Reproduce every line of the material below verbatim.

START DATA FOR PROCESSING

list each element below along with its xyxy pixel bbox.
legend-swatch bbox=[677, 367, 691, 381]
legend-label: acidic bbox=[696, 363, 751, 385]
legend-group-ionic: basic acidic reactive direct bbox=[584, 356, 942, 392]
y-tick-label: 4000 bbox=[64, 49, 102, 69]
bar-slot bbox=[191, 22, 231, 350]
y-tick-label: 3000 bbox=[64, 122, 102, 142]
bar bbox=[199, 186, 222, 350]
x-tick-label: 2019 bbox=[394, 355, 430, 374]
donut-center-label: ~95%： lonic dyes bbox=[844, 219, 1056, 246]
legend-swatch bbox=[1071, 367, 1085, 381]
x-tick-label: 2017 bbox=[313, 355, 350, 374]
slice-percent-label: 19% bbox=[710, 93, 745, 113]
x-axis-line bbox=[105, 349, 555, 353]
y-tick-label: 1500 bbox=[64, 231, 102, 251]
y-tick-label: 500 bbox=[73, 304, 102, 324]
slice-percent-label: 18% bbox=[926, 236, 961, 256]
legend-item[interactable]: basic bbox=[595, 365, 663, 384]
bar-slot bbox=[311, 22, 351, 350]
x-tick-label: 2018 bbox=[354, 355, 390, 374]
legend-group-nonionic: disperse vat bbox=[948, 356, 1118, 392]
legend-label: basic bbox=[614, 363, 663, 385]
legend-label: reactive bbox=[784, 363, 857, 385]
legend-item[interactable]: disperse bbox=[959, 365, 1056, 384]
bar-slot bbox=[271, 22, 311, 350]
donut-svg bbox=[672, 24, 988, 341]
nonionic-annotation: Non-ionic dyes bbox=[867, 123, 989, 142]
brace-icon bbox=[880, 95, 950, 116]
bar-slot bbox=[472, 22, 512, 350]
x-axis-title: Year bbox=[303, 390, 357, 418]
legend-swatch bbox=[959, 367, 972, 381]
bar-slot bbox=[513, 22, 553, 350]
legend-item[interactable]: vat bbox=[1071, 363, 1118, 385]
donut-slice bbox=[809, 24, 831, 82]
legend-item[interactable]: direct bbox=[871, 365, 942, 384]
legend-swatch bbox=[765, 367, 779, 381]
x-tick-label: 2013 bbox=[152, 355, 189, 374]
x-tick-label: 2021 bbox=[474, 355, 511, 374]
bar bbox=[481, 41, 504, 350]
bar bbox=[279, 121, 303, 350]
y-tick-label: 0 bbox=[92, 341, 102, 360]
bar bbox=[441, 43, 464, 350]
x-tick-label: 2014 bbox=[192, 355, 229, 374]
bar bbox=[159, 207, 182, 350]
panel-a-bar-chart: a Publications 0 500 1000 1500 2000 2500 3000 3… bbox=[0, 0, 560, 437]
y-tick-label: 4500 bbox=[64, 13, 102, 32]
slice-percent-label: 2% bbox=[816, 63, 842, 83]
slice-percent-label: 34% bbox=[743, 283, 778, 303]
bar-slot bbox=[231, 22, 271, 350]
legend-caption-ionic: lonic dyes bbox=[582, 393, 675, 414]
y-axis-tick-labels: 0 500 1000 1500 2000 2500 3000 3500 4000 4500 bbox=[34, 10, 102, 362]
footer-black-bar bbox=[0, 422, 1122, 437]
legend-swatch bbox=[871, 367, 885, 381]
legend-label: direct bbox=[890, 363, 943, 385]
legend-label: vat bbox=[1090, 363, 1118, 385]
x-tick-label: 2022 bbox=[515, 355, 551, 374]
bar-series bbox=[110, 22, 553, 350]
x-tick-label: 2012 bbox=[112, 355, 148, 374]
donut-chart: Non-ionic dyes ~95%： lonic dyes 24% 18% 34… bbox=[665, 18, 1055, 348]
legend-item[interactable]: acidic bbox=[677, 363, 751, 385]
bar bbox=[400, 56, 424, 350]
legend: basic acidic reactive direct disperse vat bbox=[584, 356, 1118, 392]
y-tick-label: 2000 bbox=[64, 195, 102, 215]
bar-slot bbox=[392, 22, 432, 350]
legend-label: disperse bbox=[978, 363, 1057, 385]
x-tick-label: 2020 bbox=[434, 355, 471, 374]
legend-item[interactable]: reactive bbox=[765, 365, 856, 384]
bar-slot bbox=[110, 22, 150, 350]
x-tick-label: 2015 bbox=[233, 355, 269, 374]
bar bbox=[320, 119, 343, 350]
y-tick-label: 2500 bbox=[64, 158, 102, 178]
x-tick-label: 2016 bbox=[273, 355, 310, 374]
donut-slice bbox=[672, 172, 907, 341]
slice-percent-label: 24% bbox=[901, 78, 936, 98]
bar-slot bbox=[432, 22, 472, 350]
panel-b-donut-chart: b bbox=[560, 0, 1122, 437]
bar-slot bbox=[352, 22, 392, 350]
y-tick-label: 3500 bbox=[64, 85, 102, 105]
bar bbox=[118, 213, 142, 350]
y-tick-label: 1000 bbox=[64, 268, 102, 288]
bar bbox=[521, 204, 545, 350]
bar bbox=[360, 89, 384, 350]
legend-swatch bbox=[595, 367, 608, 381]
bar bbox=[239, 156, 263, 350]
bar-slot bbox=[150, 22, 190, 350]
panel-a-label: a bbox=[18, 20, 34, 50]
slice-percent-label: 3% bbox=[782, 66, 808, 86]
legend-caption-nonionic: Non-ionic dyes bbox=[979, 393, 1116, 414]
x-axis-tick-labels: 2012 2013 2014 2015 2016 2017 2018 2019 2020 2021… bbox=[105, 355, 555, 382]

END DATA FOR PROCESSING

• [RESULT OF THIS EXERCISE]:
list each element below along with its xyxy pixel bbox.
legend-swatch bbox=[677, 367, 691, 381]
legend-label: acidic bbox=[696, 363, 751, 385]
legend-group-ionic: basic acidic reactive direct bbox=[584, 356, 942, 392]
y-tick-label: 4000 bbox=[64, 49, 102, 69]
bar-slot bbox=[191, 22, 231, 350]
y-tick-label: 3000 bbox=[64, 122, 102, 142]
bar bbox=[199, 186, 222, 350]
x-tick-label: 2019 bbox=[394, 355, 430, 374]
donut-center-label: ~95%： lonic dyes bbox=[844, 219, 1056, 246]
legend-swatch bbox=[1071, 367, 1085, 381]
x-tick-label: 2017 bbox=[313, 355, 350, 374]
slice-percent-label: 19% bbox=[710, 93, 745, 113]
x-axis-line bbox=[105, 349, 555, 353]
y-tick-label: 1500 bbox=[64, 231, 102, 251]
y-tick-label: 500 bbox=[73, 304, 102, 324]
slice-percent-label: 18% bbox=[926, 236, 961, 256]
legend-item[interactable]: basic bbox=[595, 365, 663, 384]
bar-slot bbox=[311, 22, 351, 350]
x-tick-label: 2018 bbox=[354, 355, 390, 374]
legend-group-nonionic: disperse vat bbox=[948, 356, 1118, 392]
legend-label: basic bbox=[614, 363, 663, 385]
legend-label: reactive bbox=[784, 363, 857, 385]
legend-item[interactable]: disperse bbox=[959, 365, 1056, 384]
bar-slot bbox=[271, 22, 311, 350]
donut-svg bbox=[672, 24, 988, 341]
nonionic-annotation: Non-ionic dyes bbox=[867, 123, 989, 142]
brace-icon bbox=[880, 95, 950, 116]
bar-slot bbox=[472, 22, 512, 350]
x-axis-title: Year bbox=[303, 390, 357, 418]
legend-swatch bbox=[959, 367, 972, 381]
bar-slot bbox=[513, 22, 553, 350]
legend-item[interactable]: vat bbox=[1071, 363, 1118, 385]
donut-slice bbox=[809, 24, 831, 82]
legend-item[interactable]: direct bbox=[871, 365, 942, 384]
legend-swatch bbox=[765, 367, 779, 381]
x-tick-label: 2013 bbox=[152, 355, 189, 374]
x-tick-label: 2021 bbox=[474, 355, 511, 374]
bar bbox=[481, 41, 504, 350]
bar bbox=[279, 121, 303, 350]
y-tick-label: 0 bbox=[92, 341, 102, 360]
bar bbox=[441, 43, 464, 350]
x-tick-label: 2014 bbox=[192, 355, 229, 374]
bar bbox=[159, 207, 182, 350]
panel-a-bar-chart: a Publications 0 500 1000 1500 2000 2500 3000 3… bbox=[0, 0, 560, 437]
y-tick-label: 4500 bbox=[64, 13, 102, 32]
slice-percent-label: 2% bbox=[816, 63, 842, 83]
slice-percent-label: 34% bbox=[743, 283, 778, 303]
bar-slot bbox=[231, 22, 271, 350]
legend-caption-ionic: lonic dyes bbox=[582, 393, 675, 414]
y-axis-tick-labels: 0 500 1000 1500 2000 2500 3000 3500 4000 4500 bbox=[34, 10, 102, 362]
footer-black-bar bbox=[0, 422, 1122, 437]
legend-swatch bbox=[871, 367, 885, 381]
legend-label: direct bbox=[890, 363, 943, 385]
legend-label: vat bbox=[1090, 363, 1118, 385]
x-tick-label: 2022 bbox=[515, 355, 551, 374]
bar-series bbox=[110, 22, 553, 350]
x-tick-label: 2012 bbox=[112, 355, 148, 374]
donut-chart: Non-ionic dyes ~95%： lonic dyes 24% 18% 34… bbox=[665, 18, 1055, 348]
legend-item[interactable]: acidic bbox=[677, 363, 751, 385]
bar bbox=[400, 56, 424, 350]
legend: basic acidic reactive direct disperse vat bbox=[584, 356, 1118, 392]
y-tick-label: 2000 bbox=[64, 195, 102, 215]
bar-slot bbox=[392, 22, 432, 350]
legend-label: disperse bbox=[978, 363, 1057, 385]
x-tick-label: 2020 bbox=[434, 355, 471, 374]
legend-item[interactable]: reactive bbox=[765, 365, 856, 384]
bar-slot bbox=[110, 22, 150, 350]
x-tick-label: 2015 bbox=[233, 355, 269, 374]
bar bbox=[320, 119, 343, 350]
y-tick-label: 2500 bbox=[64, 158, 102, 178]
x-tick-label: 2016 bbox=[273, 355, 310, 374]
donut-slice bbox=[672, 172, 907, 341]
slice-percent-label: 24% bbox=[901, 78, 936, 98]
bar-slot bbox=[432, 22, 472, 350]
panel-b-donut-chart: b bbox=[560, 0, 1122, 437]
bar-slot bbox=[352, 22, 392, 350]
y-tick-label: 3500 bbox=[64, 85, 102, 105]
bar bbox=[118, 213, 142, 350]
y-tick-label: 1000 bbox=[64, 268, 102, 288]
bar bbox=[521, 204, 545, 350]
bar bbox=[360, 89, 384, 350]
legend-swatch bbox=[595, 367, 608, 381]
bar bbox=[239, 156, 263, 350]
bar-slot bbox=[150, 22, 190, 350]
panel-a-label: a bbox=[18, 20, 34, 50]
slice-percent-label: 3% bbox=[782, 66, 808, 86]
legend-caption-nonionic: Non-ionic dyes bbox=[979, 393, 1116, 414]
x-axis-tick-labels: 2012 2013 2014 2015 2016 2017 2018 2019 2020 2021… bbox=[105, 355, 555, 382]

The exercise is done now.